> Task requirements: Below are records; reproduce exactly the lines from the one containing "Transcribe the text in this document." through the end, both included, and only those.

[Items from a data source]

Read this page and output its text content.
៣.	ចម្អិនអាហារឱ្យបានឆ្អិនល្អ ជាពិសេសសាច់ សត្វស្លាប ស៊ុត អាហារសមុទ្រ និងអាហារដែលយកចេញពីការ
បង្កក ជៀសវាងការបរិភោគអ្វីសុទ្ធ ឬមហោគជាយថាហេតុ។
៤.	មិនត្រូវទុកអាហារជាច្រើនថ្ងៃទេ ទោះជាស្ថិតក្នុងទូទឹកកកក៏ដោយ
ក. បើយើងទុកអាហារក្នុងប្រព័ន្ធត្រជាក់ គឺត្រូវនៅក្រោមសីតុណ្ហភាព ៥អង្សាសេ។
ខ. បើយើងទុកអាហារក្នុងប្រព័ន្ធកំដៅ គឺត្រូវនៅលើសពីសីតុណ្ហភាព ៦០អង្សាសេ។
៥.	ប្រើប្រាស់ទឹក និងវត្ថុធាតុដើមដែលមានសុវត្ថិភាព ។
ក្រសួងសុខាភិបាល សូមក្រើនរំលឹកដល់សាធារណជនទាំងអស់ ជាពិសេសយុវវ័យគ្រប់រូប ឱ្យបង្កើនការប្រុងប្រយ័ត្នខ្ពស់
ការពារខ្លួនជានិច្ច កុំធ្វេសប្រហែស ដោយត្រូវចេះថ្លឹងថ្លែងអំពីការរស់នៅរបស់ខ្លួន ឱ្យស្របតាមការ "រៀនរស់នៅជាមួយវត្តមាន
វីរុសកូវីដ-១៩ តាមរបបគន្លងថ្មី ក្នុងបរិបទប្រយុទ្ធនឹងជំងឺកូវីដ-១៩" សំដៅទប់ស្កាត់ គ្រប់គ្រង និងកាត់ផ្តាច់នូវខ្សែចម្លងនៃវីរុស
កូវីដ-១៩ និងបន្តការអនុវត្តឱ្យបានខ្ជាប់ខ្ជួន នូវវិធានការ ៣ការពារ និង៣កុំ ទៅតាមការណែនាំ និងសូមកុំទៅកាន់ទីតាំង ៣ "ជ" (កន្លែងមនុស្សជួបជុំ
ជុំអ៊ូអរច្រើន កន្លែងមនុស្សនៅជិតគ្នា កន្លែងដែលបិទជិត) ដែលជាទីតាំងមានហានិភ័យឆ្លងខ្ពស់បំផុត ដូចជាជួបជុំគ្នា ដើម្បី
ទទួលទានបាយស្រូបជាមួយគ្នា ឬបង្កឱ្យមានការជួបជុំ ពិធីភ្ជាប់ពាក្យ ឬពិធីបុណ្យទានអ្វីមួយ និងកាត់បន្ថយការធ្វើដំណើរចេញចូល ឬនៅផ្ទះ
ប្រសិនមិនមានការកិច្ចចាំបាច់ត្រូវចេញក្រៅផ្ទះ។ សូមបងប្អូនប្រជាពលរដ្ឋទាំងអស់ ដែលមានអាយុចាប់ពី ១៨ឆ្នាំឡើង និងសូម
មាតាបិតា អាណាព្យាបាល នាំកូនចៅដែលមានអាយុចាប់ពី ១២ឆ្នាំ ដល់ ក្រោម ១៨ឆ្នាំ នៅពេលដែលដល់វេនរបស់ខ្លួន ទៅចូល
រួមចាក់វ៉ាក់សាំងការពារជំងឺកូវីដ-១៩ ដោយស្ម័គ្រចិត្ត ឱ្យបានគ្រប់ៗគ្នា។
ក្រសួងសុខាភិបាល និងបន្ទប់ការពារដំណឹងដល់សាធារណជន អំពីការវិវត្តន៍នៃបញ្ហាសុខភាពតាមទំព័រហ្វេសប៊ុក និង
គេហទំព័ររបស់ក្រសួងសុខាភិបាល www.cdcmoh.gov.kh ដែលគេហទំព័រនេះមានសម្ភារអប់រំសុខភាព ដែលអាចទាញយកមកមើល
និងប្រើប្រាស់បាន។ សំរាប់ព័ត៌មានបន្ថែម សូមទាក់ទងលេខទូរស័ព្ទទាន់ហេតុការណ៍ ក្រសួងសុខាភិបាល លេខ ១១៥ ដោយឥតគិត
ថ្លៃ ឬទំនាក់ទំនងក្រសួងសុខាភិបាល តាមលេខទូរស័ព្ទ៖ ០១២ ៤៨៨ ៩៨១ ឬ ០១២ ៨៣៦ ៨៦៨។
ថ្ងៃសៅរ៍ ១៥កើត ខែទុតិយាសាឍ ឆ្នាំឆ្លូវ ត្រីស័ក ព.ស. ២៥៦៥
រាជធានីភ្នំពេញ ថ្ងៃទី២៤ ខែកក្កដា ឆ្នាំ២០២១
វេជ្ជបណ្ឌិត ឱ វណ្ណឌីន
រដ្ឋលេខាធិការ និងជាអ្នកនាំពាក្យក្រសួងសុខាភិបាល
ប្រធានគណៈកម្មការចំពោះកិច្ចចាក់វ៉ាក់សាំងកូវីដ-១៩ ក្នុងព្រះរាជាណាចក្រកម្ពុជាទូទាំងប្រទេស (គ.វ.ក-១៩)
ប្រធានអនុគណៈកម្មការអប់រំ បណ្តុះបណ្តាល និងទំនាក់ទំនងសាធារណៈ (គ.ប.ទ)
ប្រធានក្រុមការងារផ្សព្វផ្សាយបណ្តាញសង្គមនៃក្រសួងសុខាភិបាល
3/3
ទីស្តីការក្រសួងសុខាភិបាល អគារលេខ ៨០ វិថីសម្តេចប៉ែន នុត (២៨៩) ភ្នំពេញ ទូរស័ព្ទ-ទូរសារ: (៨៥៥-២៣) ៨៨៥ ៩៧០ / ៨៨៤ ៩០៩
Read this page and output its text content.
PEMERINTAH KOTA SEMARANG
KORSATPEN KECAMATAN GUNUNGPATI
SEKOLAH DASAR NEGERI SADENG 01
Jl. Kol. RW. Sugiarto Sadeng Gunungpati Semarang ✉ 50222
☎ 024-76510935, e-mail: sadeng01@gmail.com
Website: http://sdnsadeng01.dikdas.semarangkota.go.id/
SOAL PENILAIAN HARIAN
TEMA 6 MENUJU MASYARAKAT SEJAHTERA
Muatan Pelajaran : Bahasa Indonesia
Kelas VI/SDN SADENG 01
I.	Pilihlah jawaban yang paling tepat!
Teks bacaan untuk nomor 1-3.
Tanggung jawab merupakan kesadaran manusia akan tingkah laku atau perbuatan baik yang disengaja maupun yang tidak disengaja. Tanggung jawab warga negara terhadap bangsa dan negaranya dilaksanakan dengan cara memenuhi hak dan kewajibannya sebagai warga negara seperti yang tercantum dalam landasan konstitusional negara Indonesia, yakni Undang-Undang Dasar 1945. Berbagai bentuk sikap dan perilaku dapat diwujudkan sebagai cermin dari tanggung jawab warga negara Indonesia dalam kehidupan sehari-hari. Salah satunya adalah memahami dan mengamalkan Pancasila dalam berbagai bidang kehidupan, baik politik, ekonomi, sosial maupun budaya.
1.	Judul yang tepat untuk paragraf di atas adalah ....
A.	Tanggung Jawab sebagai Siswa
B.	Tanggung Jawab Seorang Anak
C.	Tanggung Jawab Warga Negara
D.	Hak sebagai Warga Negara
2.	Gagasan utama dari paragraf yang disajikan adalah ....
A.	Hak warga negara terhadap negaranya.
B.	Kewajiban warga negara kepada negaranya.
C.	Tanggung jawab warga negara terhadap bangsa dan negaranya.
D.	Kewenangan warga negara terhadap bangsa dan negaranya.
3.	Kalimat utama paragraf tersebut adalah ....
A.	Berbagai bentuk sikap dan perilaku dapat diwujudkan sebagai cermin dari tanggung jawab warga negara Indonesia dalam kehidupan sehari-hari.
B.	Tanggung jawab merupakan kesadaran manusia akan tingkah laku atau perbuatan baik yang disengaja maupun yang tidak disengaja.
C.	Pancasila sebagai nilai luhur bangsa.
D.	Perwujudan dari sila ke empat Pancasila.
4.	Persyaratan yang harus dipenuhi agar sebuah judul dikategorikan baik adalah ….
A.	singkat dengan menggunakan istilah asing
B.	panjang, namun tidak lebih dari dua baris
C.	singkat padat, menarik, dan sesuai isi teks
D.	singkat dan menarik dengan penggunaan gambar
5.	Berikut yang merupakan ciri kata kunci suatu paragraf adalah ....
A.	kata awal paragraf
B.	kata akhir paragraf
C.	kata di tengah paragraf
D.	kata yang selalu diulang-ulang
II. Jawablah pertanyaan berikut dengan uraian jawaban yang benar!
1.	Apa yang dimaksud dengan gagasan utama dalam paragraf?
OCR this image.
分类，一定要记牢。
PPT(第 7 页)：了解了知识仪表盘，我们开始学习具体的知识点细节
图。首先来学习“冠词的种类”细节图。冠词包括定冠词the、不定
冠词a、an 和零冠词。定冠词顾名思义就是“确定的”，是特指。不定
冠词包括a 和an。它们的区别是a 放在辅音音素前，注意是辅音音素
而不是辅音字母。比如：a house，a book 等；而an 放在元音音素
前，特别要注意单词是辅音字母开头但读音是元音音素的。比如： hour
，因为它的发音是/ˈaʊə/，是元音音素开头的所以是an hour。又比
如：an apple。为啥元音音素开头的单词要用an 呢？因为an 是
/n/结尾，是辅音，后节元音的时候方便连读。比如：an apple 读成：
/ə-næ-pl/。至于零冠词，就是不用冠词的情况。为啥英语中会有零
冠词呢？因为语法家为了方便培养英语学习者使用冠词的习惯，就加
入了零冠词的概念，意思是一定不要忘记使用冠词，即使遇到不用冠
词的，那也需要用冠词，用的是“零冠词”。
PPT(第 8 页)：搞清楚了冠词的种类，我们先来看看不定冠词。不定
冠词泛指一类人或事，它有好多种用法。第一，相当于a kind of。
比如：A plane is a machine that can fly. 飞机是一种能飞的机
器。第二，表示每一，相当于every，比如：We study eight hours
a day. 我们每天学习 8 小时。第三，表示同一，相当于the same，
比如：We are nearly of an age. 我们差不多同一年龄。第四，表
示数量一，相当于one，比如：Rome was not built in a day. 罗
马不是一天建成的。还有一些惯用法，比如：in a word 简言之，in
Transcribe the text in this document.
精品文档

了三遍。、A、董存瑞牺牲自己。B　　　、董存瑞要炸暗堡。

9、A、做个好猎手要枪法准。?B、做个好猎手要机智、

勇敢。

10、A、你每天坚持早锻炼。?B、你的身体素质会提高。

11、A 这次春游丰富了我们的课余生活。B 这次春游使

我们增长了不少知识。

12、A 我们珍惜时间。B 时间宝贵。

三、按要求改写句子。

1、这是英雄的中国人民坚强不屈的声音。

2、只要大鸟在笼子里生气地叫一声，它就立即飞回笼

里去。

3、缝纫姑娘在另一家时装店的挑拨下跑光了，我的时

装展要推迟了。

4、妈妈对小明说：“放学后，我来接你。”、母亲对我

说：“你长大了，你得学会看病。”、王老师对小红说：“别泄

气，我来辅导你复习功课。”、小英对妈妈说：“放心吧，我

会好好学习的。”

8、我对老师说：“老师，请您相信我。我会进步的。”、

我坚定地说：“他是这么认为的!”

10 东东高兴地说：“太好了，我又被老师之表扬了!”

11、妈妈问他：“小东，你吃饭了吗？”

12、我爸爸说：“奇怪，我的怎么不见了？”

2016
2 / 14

> Solution to this problem:
Transcribe the text in this document.
精品文档

了三遍。、A、董存瑞牺牲自己。B　　　、董存瑞要炸暗堡。

9、A、做个好猎手要枪法准。?B、做个好猎手要机智、

勇敢。

10、A、你每天坚持早锻炼。?B、你的身体素质会提高。

11、A 这次春游丰富了我们的课余生活。B 这次春游使

我们增长了不少知识。

12、A 我们珍惜时间。B 时间宝贵。

三、按要求改写句子。

1、这是英雄的中国人民坚强不屈的声音。

2、只要大鸟在笼子里生气地叫一声，它就立即飞回笼

里去。

3、缝纫姑娘在另一家时装店的挑拨下跑光了，我的时

装展要推迟了。

4、妈妈对小明说：“放学后，我来接你。”、母亲对我

说：“你长大了，你得学会看病。”、王老师对小红说：“别泄

气，我来辅导你复习功课。”、小英对妈妈说：“放心吧，我

会好好学习的。”

8、我对老师说：“老师，请您相信我。我会进步的。”、

我坚定地说：“他是这么认为的!”

10 东东高兴地说：“太好了，我又被老师之表扬了!”

11、妈妈问他：“小东，你吃饭了吗？”

12、我爸爸说：“奇怪，我的怎么不见了？”

2016
2 / 14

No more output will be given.